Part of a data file
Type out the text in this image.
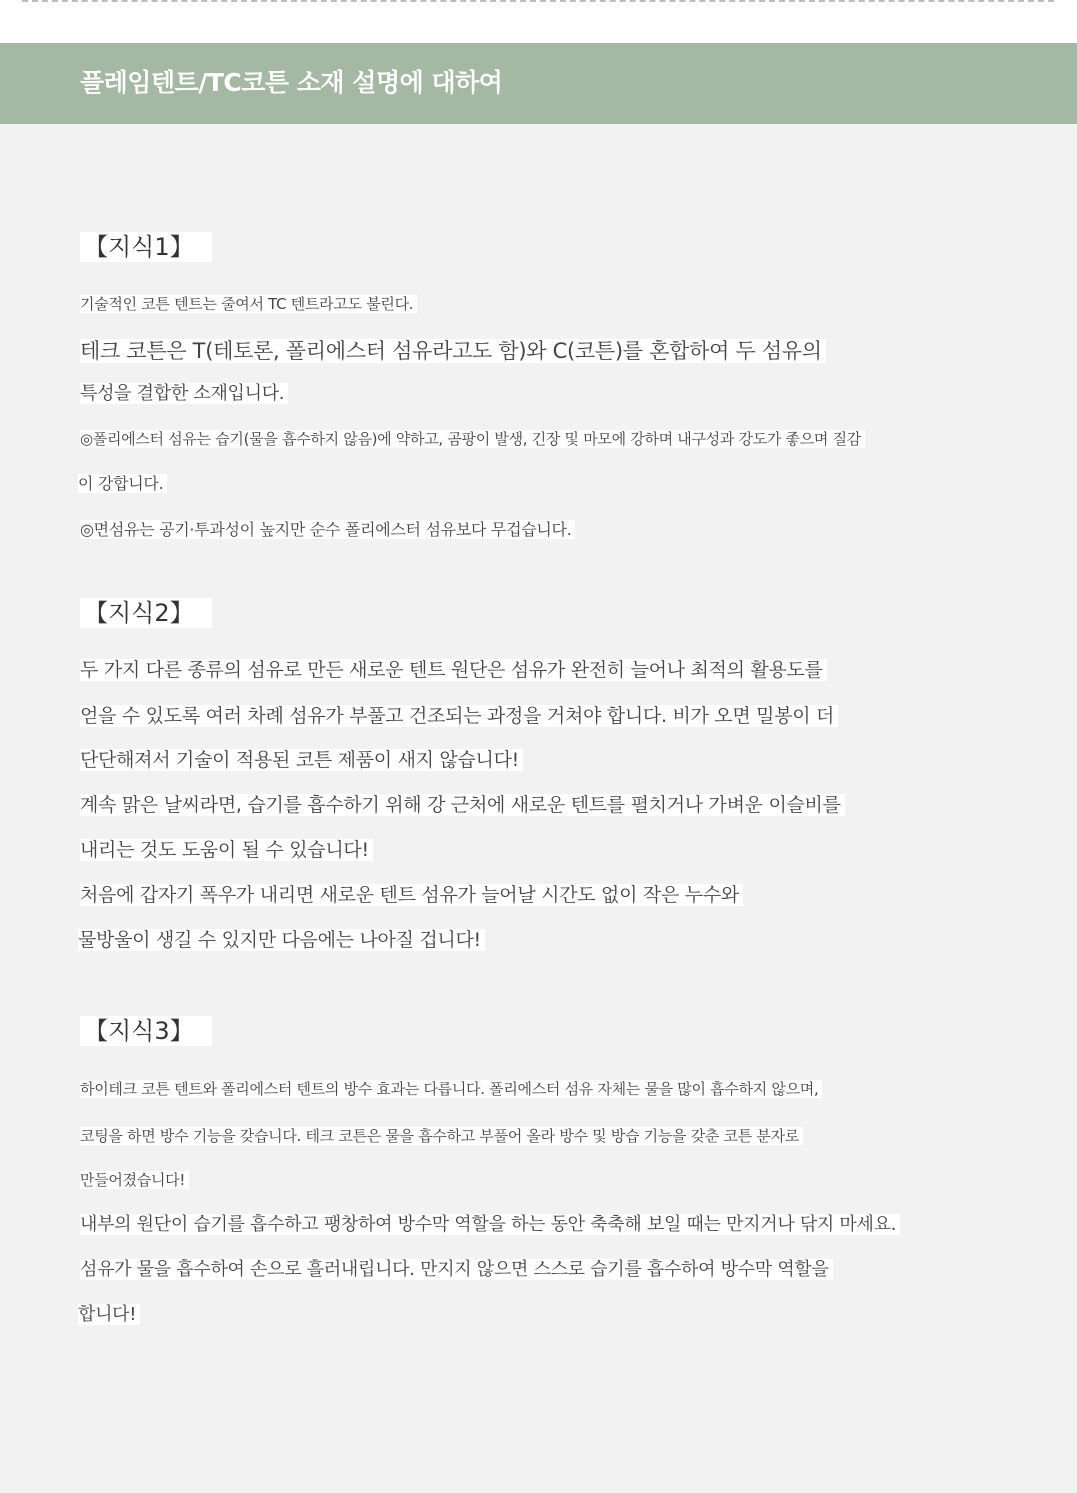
플레임텐트/TC코튼 소재 설명에 대하여
【지식1】
기술적인 코튼 텐트는 줄여서 TC 텐트라고도 불린다.
테크 코튼은 T(테토론, 폴리에스터 섬유라고도 함)와 C(코튼)를 혼합하여 두 섬유의
특성을 결합한 소재입니다.
◎폴리에스터 섬유는 습기(물을 흡수하지 않음)에 약하고, 곰팡이 발생, 긴장 및 마모에 강하며 내구성과 강도가 좋으며 질감
이 강합니다.
◎면섬유는 공기·투과성이 높지만 순수 폴리에스터 섬유보다 무겁습니다.
【지식2】
두 가지 다른 종류의 섬유로 만든 새로운 텐트 원단은 섬유가 완전히 늘어나 최적의 활용도를
얻을 수 있도록 여러 차례 섬유가 부풀고 건조되는 과정을 거쳐야 합니다. 비가 오면 밀봉이 더
단단해져서 기술이 적용된 코튼 제품이 새지 않습니다!
계속 맑은 날씨라면, 습기를 흡수하기 위해 강 근처에 새로운 텐트를 펼치거나 가벼운 이슬비를
내리는 것도 도움이 될 수 있습니다!
처음에 갑자기 폭우가 내리면 새로운 텐트 섬유가 늘어날 시간도 없이 작은 누수와
물방울이 생길 수 있지만 다음에는 나아질 겁니다!
【지식3】
하이테크 코튼 텐트와 폴리에스터 텐트의 방수 효과는 다릅니다. 폴리에스터 섬유 자체는 물을 많이 흡수하지 않으며,
코팅을 하면 방수 기능을 갖습니다. 테크 코튼은 물을 흡수하고 부풀어 올라 방수 및 방습 기능을 갖춘 코튼 분자로
만들어졌습니다!
내부의 원단이 습기를 흡수하고 팽창하여 방수막 역할을 하는 동안 축축해 보일 때는 만지거나 닦지 마세요.
섬유가 물을 흡수하여 손으로 흘러내립니다. 만지지 않으면 스스로 습기를 흡수하여 방수막 역할을
합니다!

● **TASK STATEMENT**:
Give an exact reproduction of every line, leaving out any picture.

● **EXPECTED ANSWER**:
Type out the text in this image.
플레임텐트/TC코튼 소재 설명에 대하여
【지식1】
기술적인 코튼 텐트는 줄여서 TC 텐트라고도 불린다.
테크 코튼은 T(테토론, 폴리에스터 섬유라고도 함)와 C(코튼)를 혼합하여 두 섬유의
특성을 결합한 소재입니다.
◎폴리에스터 섬유는 습기(물을 흡수하지 않음)에 약하고, 곰팡이 발생, 긴장 및 마모에 강하며 내구성과 강도가 좋으며 질감
이 강합니다.
◎면섬유는 공기·투과성이 높지만 순수 폴리에스터 섬유보다 무겁습니다.
【지식2】
두 가지 다른 종류의 섬유로 만든 새로운 텐트 원단은 섬유가 완전히 늘어나 최적의 활용도를
얻을 수 있도록 여러 차례 섬유가 부풀고 건조되는 과정을 거쳐야 합니다. 비가 오면 밀봉이 더
단단해져서 기술이 적용된 코튼 제품이 새지 않습니다!
계속 맑은 날씨라면, 습기를 흡수하기 위해 강 근처에 새로운 텐트를 펼치거나 가벼운 이슬비를
내리는 것도 도움이 될 수 있습니다!
처음에 갑자기 폭우가 내리면 새로운 텐트 섬유가 늘어날 시간도 없이 작은 누수와
물방울이 생길 수 있지만 다음에는 나아질 겁니다!
【지식3】
하이테크 코튼 텐트와 폴리에스터 텐트의 방수 효과는 다릅니다. 폴리에스터 섬유 자체는 물을 많이 흡수하지 않으며,
코팅을 하면 방수 기능을 갖습니다. 테크 코튼은 물을 흡수하고 부풀어 올라 방수 및 방습 기능을 갖춘 코튼 분자로
만들어졌습니다!
내부의 원단이 습기를 흡수하고 팽창하여 방수막 역할을 하는 동안 축축해 보일 때는 만지거나 닦지 마세요.
섬유가 물을 흡수하여 손으로 흘러내립니다. 만지지 않으면 스스로 습기를 흡수하여 방수막 역할을
합니다!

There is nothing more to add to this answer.